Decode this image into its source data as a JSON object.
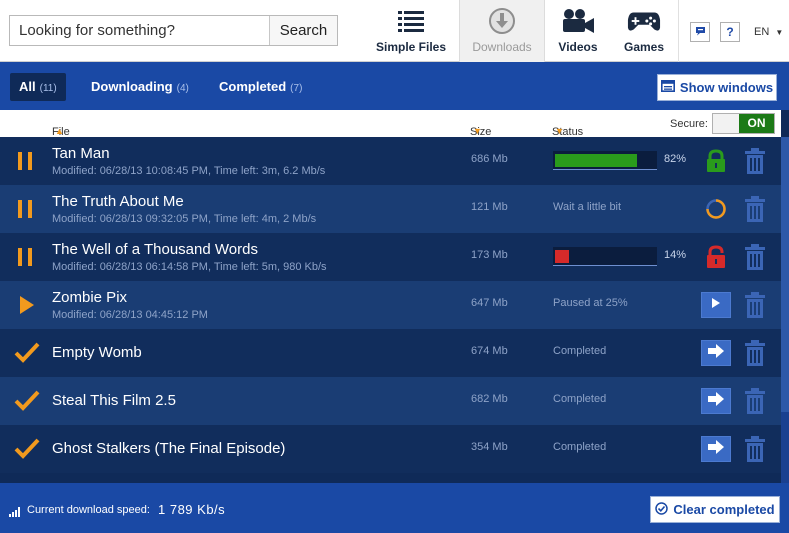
{
  "search": {
    "placeholder": "Looking for something?",
    "button_label": "Search"
  },
  "nav": {
    "simple_files": "Simple Files",
    "downloads": "Downloads",
    "videos": "Videos",
    "games": "Games"
  },
  "header_buttons": {
    "help_label": "?",
    "language": "EN"
  },
  "tabs": {
    "all": {
      "label": "All",
      "count": "(11)"
    },
    "downloading": {
      "label": "Downloading",
      "count": "(4)"
    },
    "completed": {
      "label": "Completed",
      "count": "(7)"
    }
  },
  "show_windows_label": "Show windows",
  "columns": {
    "file": "File",
    "size": "Size",
    "status": "Status",
    "secure": "Secure:",
    "secure_toggle": "ON"
  },
  "rows": [
    {
      "state": "pause",
      "name": "Tan Man",
      "meta": "Modified: 06/28/13 10:08:45 PM,  Time left: 3m,  6.2 Mb/s",
      "size": "686 Mb",
      "progress_pct": "82%",
      "progress": 0.82,
      "lock": "locked"
    },
    {
      "state": "pause",
      "name": "The Truth About Me",
      "meta": "Modified: 06/28/13 09:32:05 PM,  Time left: 4m,  2 Mb/s",
      "size": "121 Mb",
      "status": "Wait a little bit"
    },
    {
      "state": "pause",
      "name": "The Well of a Thousand Words",
      "meta": "Modified: 06/28/13 06:14:58 PM,  Time left: 5m,  980 Kb/s",
      "size": "173 Mb",
      "progress_pct": "14%",
      "progress": 0.14,
      "lock": "unlocked"
    },
    {
      "state": "play",
      "name": "Zombie Pix",
      "meta": "Modified: 06/28/13 04:45:12 PM",
      "size": "647 Mb",
      "status": "Paused at 25%"
    },
    {
      "state": "done",
      "name": "Empty Womb",
      "size": "674 Mb",
      "status": "Completed"
    },
    {
      "state": "done",
      "name": "Steal This Film 2.5",
      "size": "682 Mb",
      "status": "Completed"
    },
    {
      "state": "done",
      "name": "Ghost Stalkers (The Final Episode)",
      "size": "354 Mb",
      "status": "Completed"
    }
  ],
  "footer": {
    "speed_label": "Current download speed:",
    "speed_value": "1 789 Kb/s",
    "clear_label": "Clear completed"
  },
  "colors": {
    "progress_green": "#2a9b1c",
    "progress_red": "#d62a2a",
    "accent_orange": "#f29a1e",
    "brand_blue": "#1a49a5"
  }
}
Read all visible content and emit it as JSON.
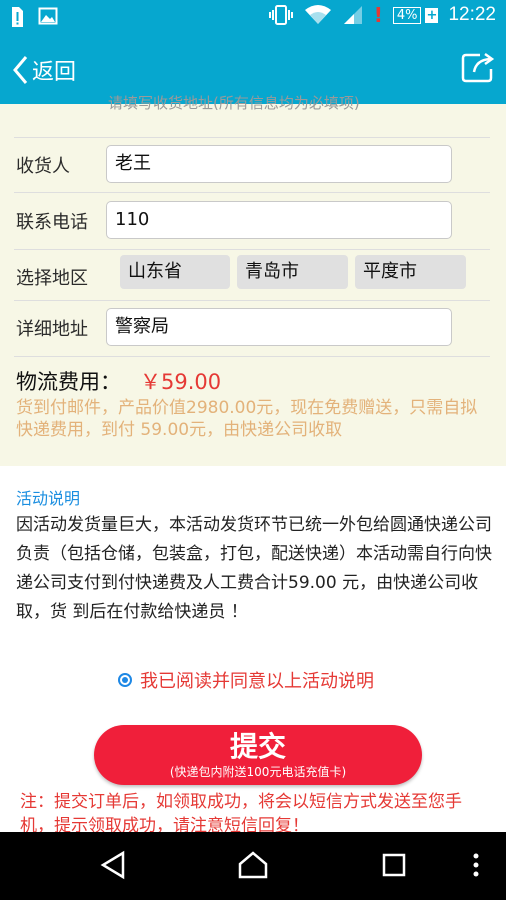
{
  "status_bar": {
    "icons_left": [
      "sim-alert-icon",
      "image-icon"
    ],
    "battery_percent": "4%",
    "time": "12:22"
  },
  "nav": {
    "back_label": "返回",
    "share_icon": "share-icon"
  },
  "form": {
    "cut_text": "请填写收货地址(所有信息均为必填项)",
    "fields": [
      {
        "label": "收货人",
        "value": "老王"
      },
      {
        "label": "联系电话",
        "value": "110"
      },
      {
        "label": "选择地区",
        "values": [
          "山东省",
          "青岛市",
          "平度市"
        ]
      },
      {
        "label": "详细地址",
        "value": "警察局"
      }
    ],
    "fee_label": "物流费用：",
    "fee_value": "￥59.00",
    "fee_desc": "货到付邮件，产品价值2980.00元，现在免费赠送，只需自拟快递费用，到付 59.00元，由快递公司收取"
  },
  "activity": {
    "title": "活动说明",
    "body": "因活动发货量巨大，本活动发货环节已统一外包给圆通快递公司负责（包括仓储，包装盒，打包，配送快递）本活动需自行向快递公司支付到付快递费及人工费合计59.00 元，由快递公司收取，货 到后在付款给快递员 ！"
  },
  "agreement": {
    "checked": true,
    "text": "我已阅读并同意以上活动说明"
  },
  "submit": {
    "label": "提交",
    "sublabel": "(快递包内附送100元电话充值卡)"
  },
  "note": "注：提交订单后，如领取成功，将会以短信方式发送至您手机，提示领取成功，请注意短信回复！",
  "colors": {
    "header": "#06a7cf",
    "form_bg": "#f7f7e6",
    "accent_red": "#f01f3a",
    "fee_desc": "#e3b27a",
    "link_blue": "#1a8ee0"
  }
}
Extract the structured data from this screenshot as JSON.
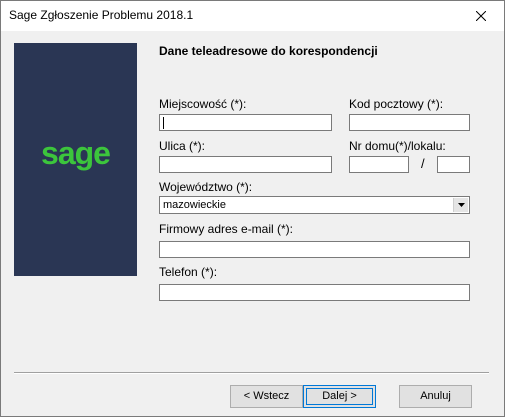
{
  "window": {
    "title": "Sage Zgłoszenie Problemu 2018.1"
  },
  "logo": {
    "text": "sage"
  },
  "form": {
    "heading": "Dane teleadresowe do korespondencji",
    "city_label": "Miejscowość (*):",
    "city_value": "",
    "postcode_label": "Kod pocztowy (*):",
    "postcode_value": "",
    "street_label": "Ulica (*):",
    "street_value": "",
    "house_label": "Nr domu(*)/lokalu:",
    "house_value": "",
    "house_separator": "/",
    "flat_value": "",
    "province_label": "Województwo (*):",
    "province_value": "mazowieckie",
    "email_label": "Firmowy adres e-mail (*):",
    "email_value": "",
    "phone_label": "Telefon (*):",
    "phone_value": ""
  },
  "buttons": {
    "back": "< Wstecz",
    "next": "Dalej >",
    "cancel": "Anuluj"
  },
  "colors": {
    "logo_panel": "#2a3654",
    "logo_text": "#3cc53c",
    "focus_border": "#0078d7"
  }
}
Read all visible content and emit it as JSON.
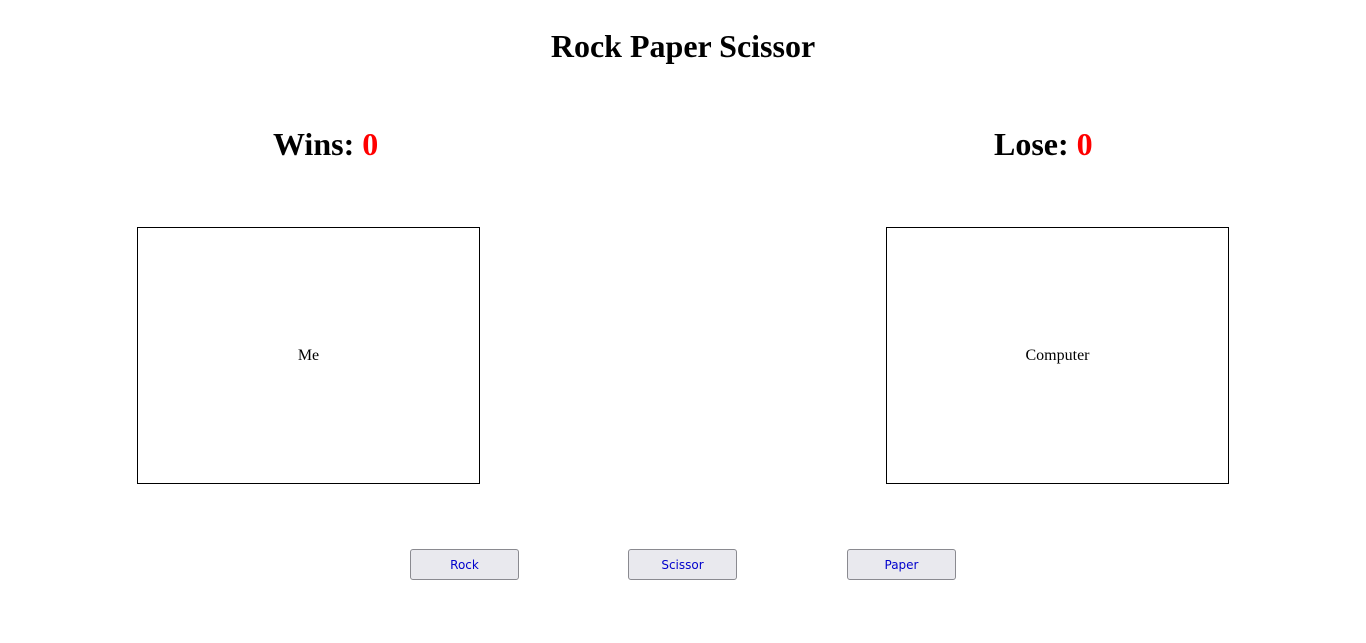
{
  "title": "Rock Paper Scissor",
  "score": {
    "wins_label": "Wins: ",
    "wins_value": "0",
    "lose_label": "Lose: ",
    "lose_value": "0",
    "value_color": "#ff0000"
  },
  "boxes": {
    "me": "Me",
    "computer": "Computer"
  },
  "buttons": {
    "rock": "Rock",
    "scissor": "Scissor",
    "paper": "Paper"
  }
}
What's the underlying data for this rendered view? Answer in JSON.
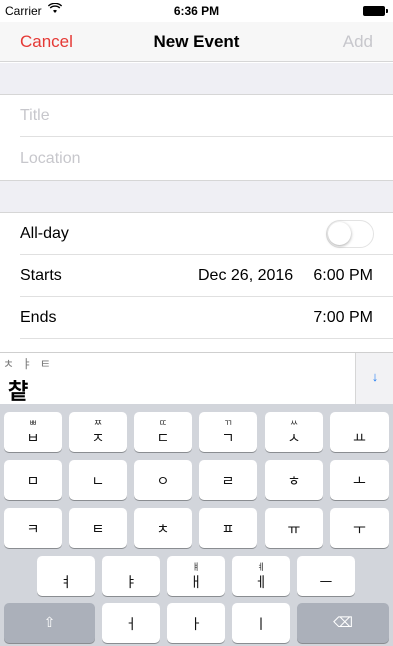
{
  "status_bar": {
    "carrier": "Carrier",
    "wifi_icon": "wifi-icon",
    "time": "6:36 PM",
    "battery_icon": "battery-icon"
  },
  "nav": {
    "cancel": "Cancel",
    "title": "New Event",
    "add": "Add"
  },
  "colors": {
    "accent": "#e53935",
    "disabled": "#c7c7cc",
    "keyboard_bg": "#d2d5db",
    "dismiss_arrow": "#1e7cf2"
  },
  "form": {
    "title_placeholder": "Title",
    "location_placeholder": "Location",
    "allday_label": "All-day",
    "allday_on": false,
    "starts_label": "Starts",
    "start_date": "Dec 26, 2016",
    "start_time": "6:00 PM",
    "ends_label": "Ends",
    "end_time": "7:00 PM"
  },
  "keyboard": {
    "jamo_hint": "ㅊ ㅑ ㅌ",
    "composed": "챹",
    "dismiss_icon": "↓",
    "row1": [
      {
        "sub": "ㅃ",
        "main": "ㅂ"
      },
      {
        "sub": "ㅉ",
        "main": "ㅈ"
      },
      {
        "sub": "ㄸ",
        "main": "ㄷ"
      },
      {
        "sub": "ㄲ",
        "main": "ㄱ"
      },
      {
        "sub": "ㅆ",
        "main": "ㅅ"
      },
      {
        "sub": "",
        "main": "ㅛ"
      }
    ],
    "row2": [
      "ㅁ",
      "ㄴ",
      "ㅇ",
      "ㄹ",
      "ㅎ",
      "ㅗ"
    ],
    "row3": [
      "ㅋ",
      "ㅌ",
      "ㅊ",
      "ㅍ",
      "ㅠ",
      "ㅜ"
    ],
    "row4": [
      {
        "sub": "",
        "main": "ㅕ"
      },
      {
        "sub": "",
        "main": "ㅑ"
      },
      {
        "sub": "ㅒ",
        "main": "ㅐ"
      },
      {
        "sub": "ㅖ",
        "main": "ㅔ"
      },
      {
        "sub": "",
        "main": "ㅡ"
      }
    ],
    "row5": {
      "shift": "⇧",
      "keys": [
        "ㅓ",
        "ㅏ",
        "ㅣ"
      ],
      "delete": "⌫"
    }
  }
}
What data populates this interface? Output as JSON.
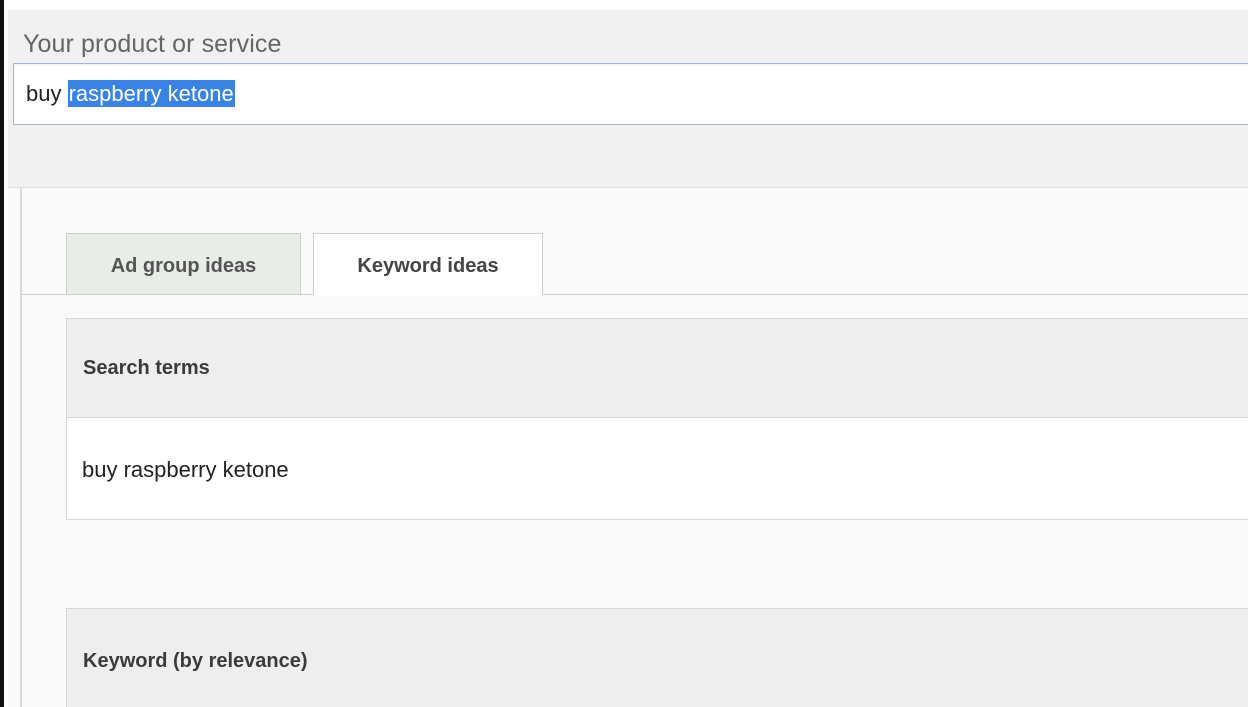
{
  "product_field": {
    "label": "Your product or service",
    "value_unselected": "buy ",
    "value_selected": "raspberry ketone"
  },
  "tabs": [
    {
      "label": "Ad group ideas",
      "active": false
    },
    {
      "label": "Keyword ideas",
      "active": true
    }
  ],
  "search_terms": {
    "header": "Search terms",
    "rows": [
      "buy raspberry ketone"
    ]
  },
  "keyword_table": {
    "header": "Keyword (by relevance)"
  },
  "colors": {
    "selection": "#3a83e6",
    "input_border": "#9ab7e6",
    "header_bg": "#eeeeee",
    "inactive_tab_bg": "#e8ede7"
  }
}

· · ·

* _Task requirements_
Every line of the records that includes the word "Modified" should be gathered.

* _Final result_
      "meta": "Modified: 06/28/13 10:08:45 PM,  Time left: 3m,  6.2 Mb/s",
      "meta": "Modified: 06/28/13 09:32:05 PM,  Time left: 4m,  2 Mb/s",
      "meta": "Modified: 06/28/13 06:14:58 PM,  Time left: 5m,  980 Kb/s",
      "meta": "Modified: 06/28/13 04:45:12 PM",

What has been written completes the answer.